**WHAT YOU NEED TO DO:**
Copy out each line of the listing that has the word "Dưới" in it.

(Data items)
______________________________
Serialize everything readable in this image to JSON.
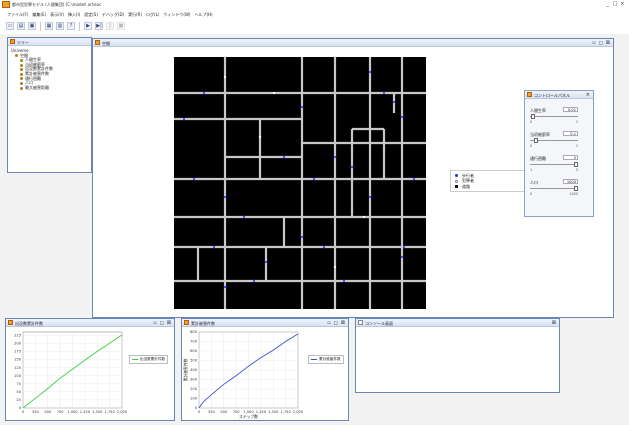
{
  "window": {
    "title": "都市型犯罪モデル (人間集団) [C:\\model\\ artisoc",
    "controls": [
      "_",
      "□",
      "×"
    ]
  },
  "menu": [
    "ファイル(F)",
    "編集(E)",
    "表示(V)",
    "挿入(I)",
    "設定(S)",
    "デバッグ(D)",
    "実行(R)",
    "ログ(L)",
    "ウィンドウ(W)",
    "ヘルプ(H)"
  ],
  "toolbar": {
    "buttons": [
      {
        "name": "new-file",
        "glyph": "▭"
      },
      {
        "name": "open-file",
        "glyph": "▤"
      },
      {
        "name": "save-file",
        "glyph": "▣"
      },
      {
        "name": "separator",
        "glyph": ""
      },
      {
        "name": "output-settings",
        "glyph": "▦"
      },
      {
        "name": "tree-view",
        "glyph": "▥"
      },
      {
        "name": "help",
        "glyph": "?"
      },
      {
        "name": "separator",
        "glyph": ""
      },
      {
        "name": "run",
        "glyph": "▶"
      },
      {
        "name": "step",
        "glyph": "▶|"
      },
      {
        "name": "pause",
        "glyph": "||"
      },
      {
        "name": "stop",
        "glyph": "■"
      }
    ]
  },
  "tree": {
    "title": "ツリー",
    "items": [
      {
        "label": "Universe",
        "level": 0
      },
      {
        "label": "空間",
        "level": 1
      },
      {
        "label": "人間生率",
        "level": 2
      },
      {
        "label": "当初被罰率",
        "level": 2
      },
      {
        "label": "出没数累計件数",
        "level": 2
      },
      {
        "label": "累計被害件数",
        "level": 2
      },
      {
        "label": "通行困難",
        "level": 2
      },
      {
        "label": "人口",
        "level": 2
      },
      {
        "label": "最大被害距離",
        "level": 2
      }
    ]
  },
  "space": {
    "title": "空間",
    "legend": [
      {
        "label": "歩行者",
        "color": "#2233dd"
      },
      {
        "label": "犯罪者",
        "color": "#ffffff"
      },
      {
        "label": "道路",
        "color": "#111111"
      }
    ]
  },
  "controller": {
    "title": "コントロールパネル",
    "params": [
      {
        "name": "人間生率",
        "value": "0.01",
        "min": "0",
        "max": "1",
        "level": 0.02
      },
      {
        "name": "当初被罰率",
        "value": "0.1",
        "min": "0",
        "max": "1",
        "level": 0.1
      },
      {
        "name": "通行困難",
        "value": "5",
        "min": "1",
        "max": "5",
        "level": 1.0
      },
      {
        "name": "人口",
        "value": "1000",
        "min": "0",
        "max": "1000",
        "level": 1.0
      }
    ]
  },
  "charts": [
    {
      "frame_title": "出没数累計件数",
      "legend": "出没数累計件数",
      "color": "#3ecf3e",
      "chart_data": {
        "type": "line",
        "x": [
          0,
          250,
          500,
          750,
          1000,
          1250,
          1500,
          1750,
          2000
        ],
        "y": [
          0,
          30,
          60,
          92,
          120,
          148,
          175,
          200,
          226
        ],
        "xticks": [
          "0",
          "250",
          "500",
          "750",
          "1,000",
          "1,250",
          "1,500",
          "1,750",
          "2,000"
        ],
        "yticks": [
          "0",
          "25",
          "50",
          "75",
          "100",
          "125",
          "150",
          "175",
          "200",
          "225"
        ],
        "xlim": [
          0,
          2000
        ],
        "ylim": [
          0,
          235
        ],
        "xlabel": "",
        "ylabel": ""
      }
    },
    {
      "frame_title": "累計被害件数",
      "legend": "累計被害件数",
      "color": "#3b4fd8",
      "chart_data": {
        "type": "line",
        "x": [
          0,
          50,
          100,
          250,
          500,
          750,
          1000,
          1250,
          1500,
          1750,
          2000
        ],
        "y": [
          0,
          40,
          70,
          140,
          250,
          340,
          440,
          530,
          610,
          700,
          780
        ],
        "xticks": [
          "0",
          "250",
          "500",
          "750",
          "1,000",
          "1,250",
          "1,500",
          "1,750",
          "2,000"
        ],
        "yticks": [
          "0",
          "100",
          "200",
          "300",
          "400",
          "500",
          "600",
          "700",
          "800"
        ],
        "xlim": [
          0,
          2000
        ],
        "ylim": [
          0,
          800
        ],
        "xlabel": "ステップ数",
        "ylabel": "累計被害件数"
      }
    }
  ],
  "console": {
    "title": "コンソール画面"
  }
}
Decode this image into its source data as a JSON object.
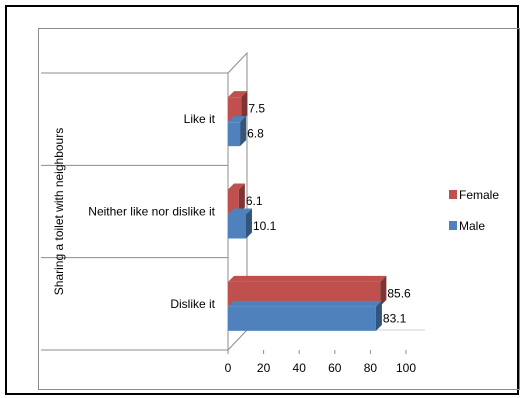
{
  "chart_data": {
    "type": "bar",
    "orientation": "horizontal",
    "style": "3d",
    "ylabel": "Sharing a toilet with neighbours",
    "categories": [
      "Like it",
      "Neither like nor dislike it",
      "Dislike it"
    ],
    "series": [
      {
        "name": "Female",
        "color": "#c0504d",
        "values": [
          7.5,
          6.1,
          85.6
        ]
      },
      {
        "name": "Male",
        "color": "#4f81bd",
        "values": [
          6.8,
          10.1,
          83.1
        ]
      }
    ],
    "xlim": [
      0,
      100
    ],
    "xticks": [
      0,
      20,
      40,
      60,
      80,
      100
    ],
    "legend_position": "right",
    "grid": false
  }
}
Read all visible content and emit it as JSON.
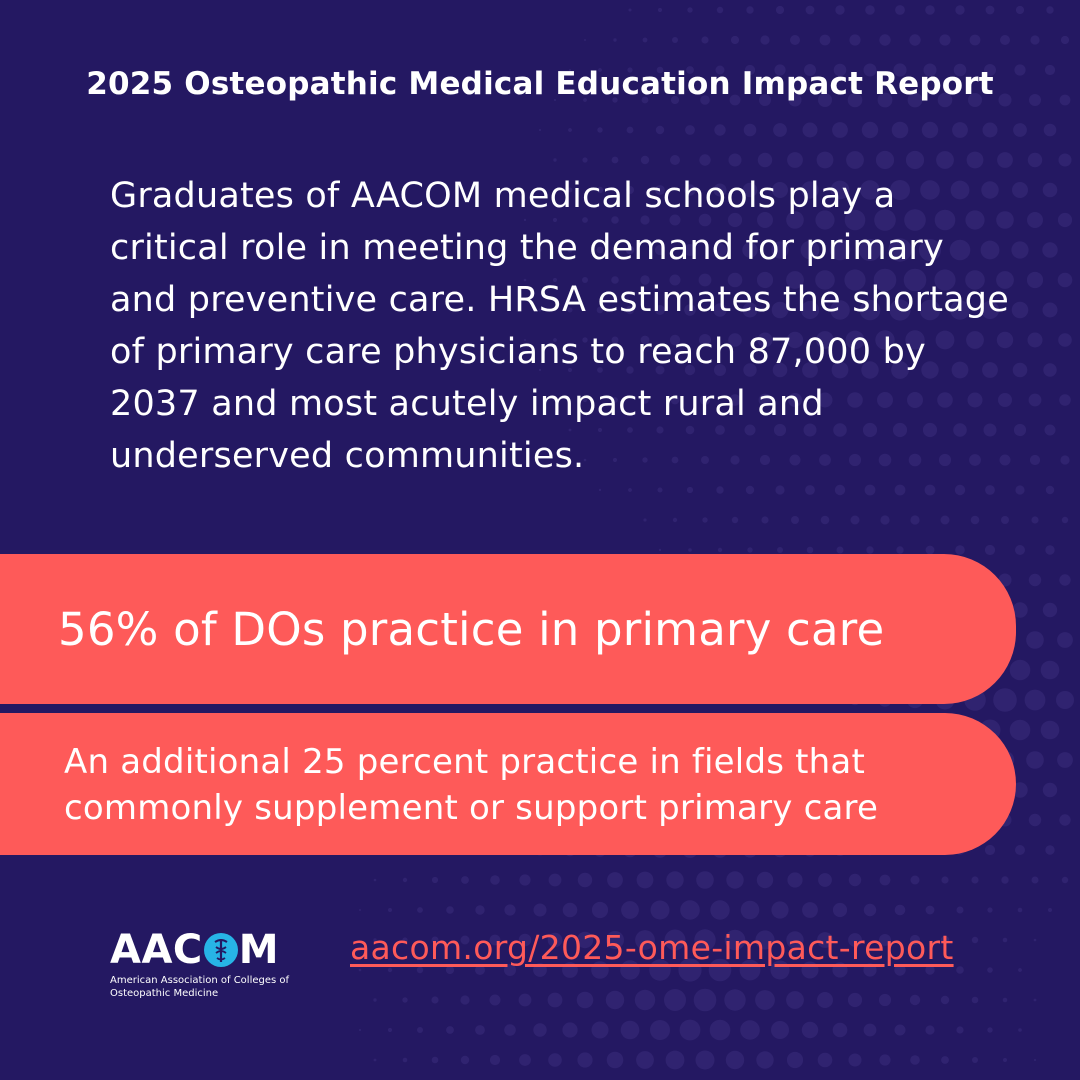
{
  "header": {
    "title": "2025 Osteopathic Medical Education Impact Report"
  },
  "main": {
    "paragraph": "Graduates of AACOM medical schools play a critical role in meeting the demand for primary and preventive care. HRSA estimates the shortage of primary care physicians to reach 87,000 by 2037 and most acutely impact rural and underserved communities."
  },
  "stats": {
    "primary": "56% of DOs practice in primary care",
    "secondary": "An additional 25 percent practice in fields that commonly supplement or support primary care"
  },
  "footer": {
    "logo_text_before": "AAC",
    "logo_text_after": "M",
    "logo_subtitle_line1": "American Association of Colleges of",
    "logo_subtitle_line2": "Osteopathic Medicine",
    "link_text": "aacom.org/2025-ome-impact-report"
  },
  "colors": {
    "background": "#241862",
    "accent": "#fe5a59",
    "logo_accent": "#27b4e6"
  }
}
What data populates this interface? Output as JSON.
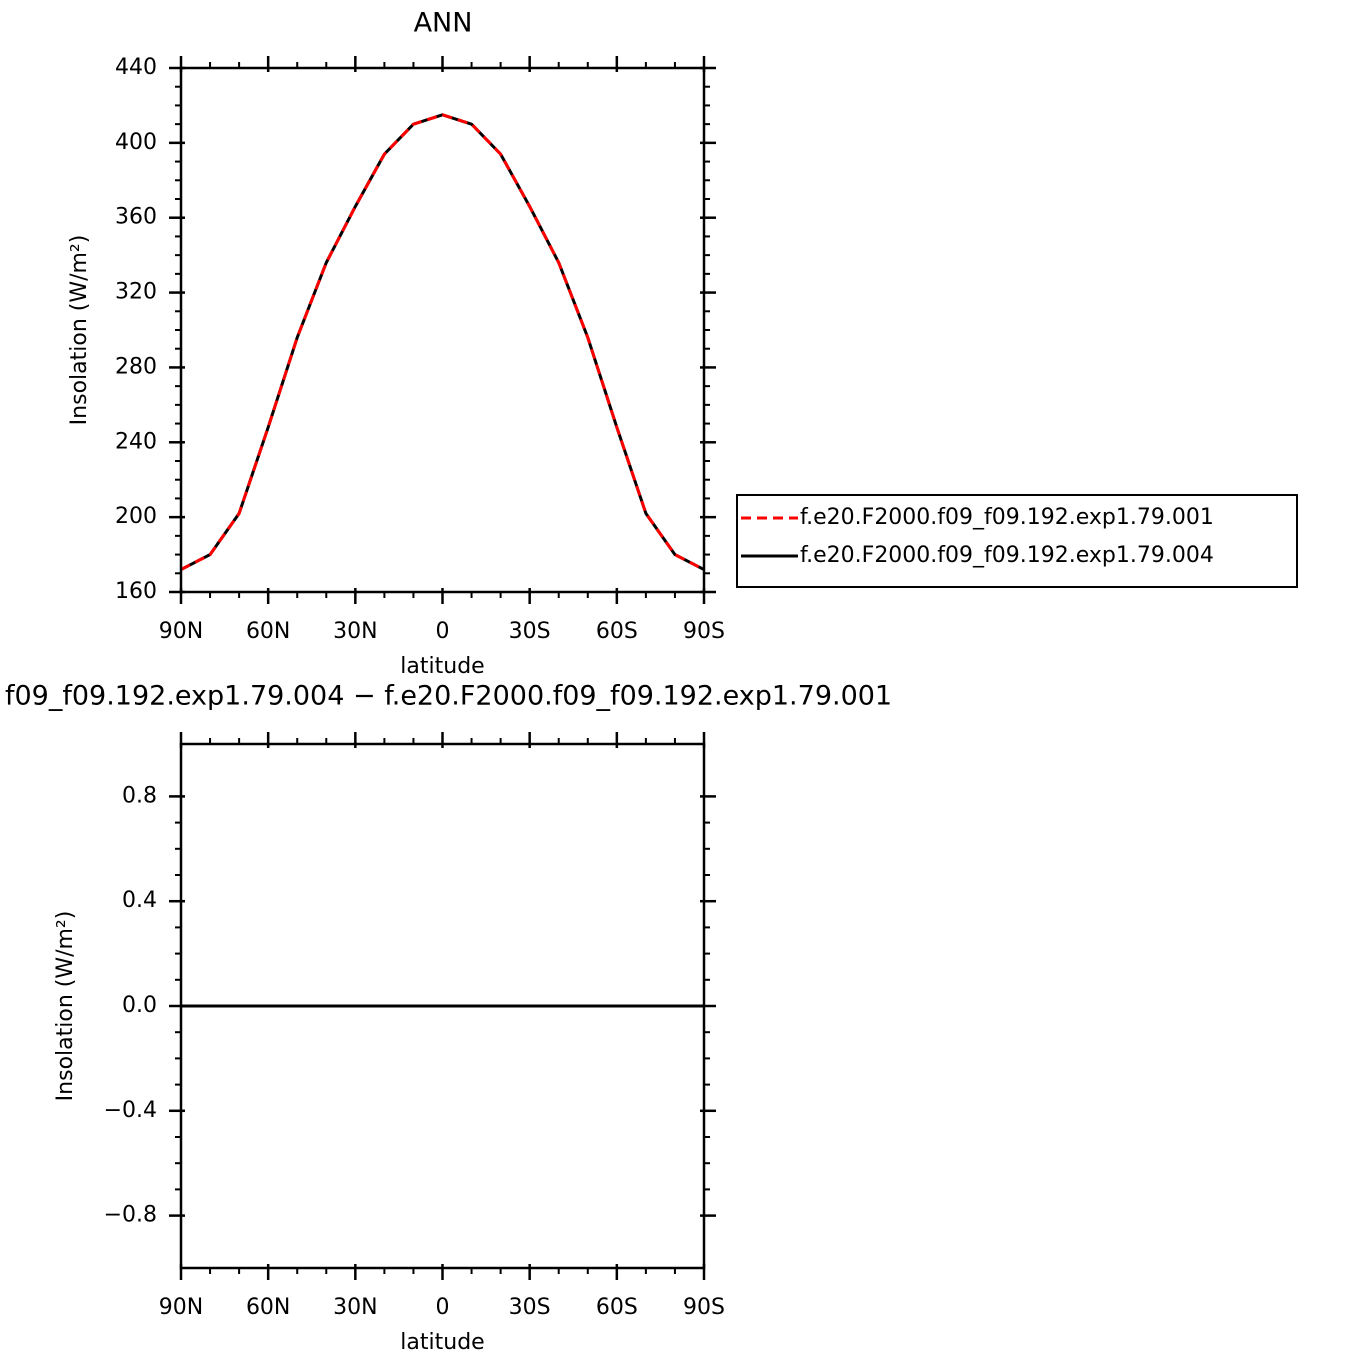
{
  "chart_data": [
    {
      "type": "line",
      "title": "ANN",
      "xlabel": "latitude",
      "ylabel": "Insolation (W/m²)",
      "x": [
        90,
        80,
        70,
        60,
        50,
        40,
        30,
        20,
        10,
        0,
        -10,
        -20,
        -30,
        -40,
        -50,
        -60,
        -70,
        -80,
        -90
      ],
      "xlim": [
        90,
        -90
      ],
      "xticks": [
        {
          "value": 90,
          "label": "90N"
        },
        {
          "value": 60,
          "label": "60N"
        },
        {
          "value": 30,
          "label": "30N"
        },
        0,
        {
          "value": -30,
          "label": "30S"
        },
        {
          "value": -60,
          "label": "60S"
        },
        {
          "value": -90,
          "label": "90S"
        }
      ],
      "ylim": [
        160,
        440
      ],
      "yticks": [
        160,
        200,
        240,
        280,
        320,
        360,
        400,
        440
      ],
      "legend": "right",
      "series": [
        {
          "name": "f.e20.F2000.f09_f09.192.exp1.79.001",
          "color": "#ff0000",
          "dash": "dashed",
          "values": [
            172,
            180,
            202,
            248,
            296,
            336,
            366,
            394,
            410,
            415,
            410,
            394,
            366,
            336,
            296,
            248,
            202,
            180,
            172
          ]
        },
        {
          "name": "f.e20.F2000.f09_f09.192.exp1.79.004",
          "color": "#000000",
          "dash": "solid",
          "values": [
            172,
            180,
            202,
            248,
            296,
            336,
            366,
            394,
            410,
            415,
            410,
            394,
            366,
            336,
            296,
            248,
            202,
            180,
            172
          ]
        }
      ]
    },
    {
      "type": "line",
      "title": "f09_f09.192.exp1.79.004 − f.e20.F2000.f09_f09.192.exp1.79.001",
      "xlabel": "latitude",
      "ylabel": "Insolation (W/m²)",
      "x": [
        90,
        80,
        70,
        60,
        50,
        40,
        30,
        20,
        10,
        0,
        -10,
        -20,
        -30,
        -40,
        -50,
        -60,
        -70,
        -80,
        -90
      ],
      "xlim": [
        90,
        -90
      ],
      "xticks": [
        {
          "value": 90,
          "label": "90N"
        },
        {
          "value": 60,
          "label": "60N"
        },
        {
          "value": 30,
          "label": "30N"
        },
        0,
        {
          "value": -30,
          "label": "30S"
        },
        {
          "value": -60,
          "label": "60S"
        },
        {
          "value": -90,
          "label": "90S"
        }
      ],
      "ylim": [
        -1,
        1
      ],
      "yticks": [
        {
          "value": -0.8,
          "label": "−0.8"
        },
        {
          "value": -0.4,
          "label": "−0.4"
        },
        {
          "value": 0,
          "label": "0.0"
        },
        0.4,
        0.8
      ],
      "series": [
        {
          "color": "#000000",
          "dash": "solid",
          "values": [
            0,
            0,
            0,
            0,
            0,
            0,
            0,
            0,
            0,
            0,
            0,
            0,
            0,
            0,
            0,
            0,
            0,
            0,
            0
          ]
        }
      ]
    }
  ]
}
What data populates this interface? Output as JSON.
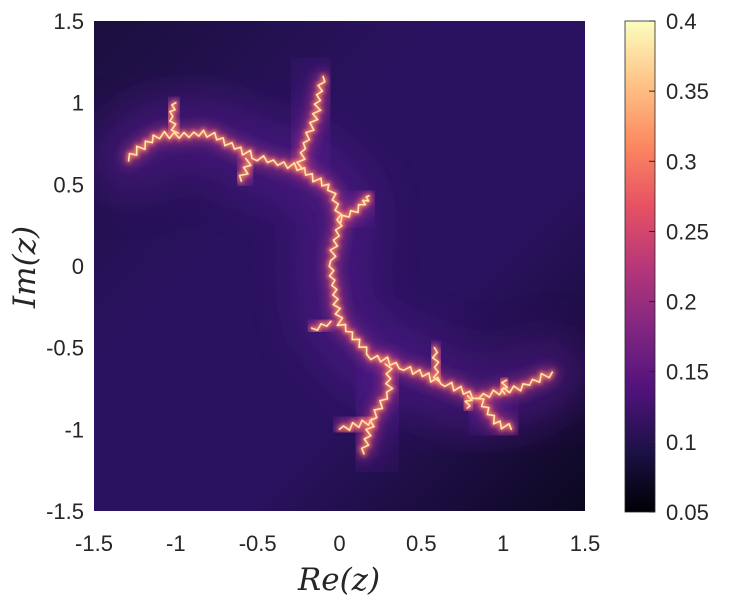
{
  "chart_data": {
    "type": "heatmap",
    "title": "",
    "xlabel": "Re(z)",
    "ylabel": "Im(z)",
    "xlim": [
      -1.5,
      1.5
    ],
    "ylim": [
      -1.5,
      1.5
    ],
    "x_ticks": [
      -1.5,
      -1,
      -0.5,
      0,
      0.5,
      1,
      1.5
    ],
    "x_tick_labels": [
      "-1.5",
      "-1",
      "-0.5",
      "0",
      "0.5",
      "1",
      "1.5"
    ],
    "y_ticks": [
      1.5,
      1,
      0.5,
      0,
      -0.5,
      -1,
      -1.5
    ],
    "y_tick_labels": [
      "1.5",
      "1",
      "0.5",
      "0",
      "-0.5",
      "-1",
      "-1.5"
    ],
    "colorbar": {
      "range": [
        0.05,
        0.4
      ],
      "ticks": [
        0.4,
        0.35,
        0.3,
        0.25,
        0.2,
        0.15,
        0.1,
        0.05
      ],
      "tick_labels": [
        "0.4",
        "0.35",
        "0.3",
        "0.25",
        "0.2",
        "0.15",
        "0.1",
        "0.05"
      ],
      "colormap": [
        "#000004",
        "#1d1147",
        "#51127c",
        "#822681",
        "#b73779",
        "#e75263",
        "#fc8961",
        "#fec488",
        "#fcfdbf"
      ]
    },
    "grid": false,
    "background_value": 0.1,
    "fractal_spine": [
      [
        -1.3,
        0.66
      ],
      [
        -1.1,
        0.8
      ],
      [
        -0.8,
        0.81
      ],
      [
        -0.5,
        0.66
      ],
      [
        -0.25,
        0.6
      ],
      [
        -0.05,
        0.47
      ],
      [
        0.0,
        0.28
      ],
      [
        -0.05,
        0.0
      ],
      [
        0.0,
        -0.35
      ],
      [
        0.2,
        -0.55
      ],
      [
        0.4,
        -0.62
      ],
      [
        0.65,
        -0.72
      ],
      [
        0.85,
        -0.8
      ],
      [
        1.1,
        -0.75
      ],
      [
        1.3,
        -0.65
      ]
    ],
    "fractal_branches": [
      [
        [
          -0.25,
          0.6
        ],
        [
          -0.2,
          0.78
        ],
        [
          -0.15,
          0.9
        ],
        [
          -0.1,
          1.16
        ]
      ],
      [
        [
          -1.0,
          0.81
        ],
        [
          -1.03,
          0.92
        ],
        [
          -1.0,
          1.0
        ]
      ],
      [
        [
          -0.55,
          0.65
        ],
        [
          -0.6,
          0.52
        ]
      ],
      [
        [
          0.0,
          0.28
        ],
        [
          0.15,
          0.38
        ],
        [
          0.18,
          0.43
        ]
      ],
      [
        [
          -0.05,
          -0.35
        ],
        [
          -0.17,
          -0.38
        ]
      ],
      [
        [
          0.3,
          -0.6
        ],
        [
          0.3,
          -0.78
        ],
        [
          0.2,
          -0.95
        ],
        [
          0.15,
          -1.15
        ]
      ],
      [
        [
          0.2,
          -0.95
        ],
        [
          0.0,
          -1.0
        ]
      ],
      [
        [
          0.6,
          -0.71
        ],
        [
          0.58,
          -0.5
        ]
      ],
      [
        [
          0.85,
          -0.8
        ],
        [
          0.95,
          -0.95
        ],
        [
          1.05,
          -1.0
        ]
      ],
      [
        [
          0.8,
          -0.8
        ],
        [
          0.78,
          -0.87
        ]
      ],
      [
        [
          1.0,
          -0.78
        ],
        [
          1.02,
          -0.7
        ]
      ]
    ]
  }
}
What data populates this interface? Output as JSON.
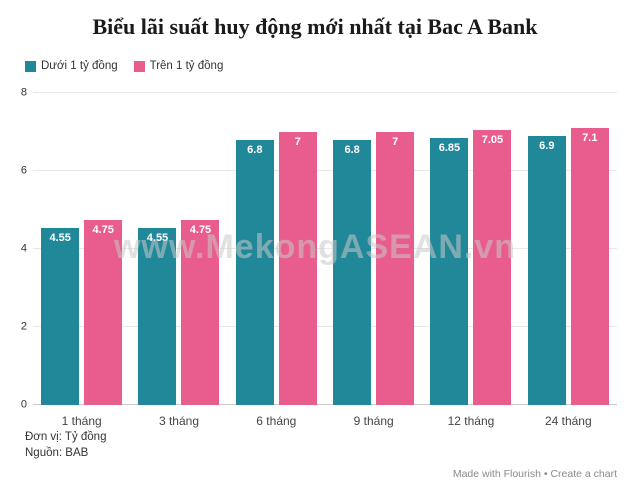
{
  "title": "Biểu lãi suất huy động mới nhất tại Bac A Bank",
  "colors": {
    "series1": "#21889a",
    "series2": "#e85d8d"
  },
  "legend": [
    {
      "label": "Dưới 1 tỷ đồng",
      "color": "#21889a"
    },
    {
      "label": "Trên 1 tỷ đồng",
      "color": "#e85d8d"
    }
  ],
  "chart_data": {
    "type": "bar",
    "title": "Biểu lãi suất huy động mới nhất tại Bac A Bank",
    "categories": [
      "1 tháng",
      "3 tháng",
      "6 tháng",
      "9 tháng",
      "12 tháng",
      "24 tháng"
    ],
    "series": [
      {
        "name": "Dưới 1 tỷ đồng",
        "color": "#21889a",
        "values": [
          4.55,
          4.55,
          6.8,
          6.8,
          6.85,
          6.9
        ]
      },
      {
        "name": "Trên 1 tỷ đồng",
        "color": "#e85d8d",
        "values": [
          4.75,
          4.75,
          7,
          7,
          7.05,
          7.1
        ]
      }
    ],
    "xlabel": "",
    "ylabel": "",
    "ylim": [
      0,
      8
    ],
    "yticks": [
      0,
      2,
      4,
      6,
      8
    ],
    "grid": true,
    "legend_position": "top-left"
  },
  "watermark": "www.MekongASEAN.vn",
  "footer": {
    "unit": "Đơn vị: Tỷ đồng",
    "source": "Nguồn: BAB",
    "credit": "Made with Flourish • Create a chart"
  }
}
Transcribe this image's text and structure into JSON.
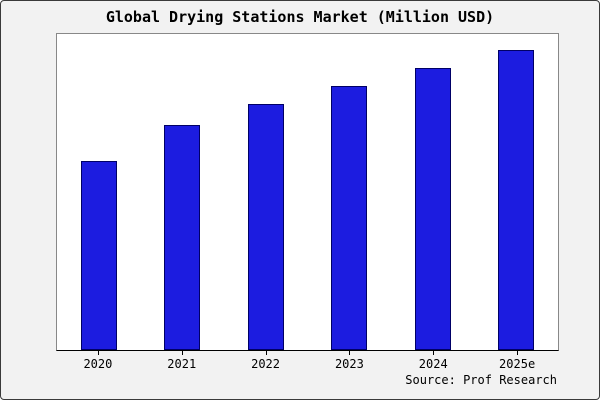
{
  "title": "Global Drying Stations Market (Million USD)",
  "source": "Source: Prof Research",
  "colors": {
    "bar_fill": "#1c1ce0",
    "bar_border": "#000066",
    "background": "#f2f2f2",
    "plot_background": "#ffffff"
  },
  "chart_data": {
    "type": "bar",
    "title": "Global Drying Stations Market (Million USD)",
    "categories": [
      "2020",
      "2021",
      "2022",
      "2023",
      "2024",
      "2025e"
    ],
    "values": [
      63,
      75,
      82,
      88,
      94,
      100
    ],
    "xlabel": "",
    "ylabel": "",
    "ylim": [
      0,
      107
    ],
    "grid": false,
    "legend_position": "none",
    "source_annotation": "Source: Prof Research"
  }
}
______________________________
**OUTPUT OF THE EXERCISE:**
      "label": "Dưới 1 tỷ đồng",
        "name": "Dưới 1 tỷ đồng",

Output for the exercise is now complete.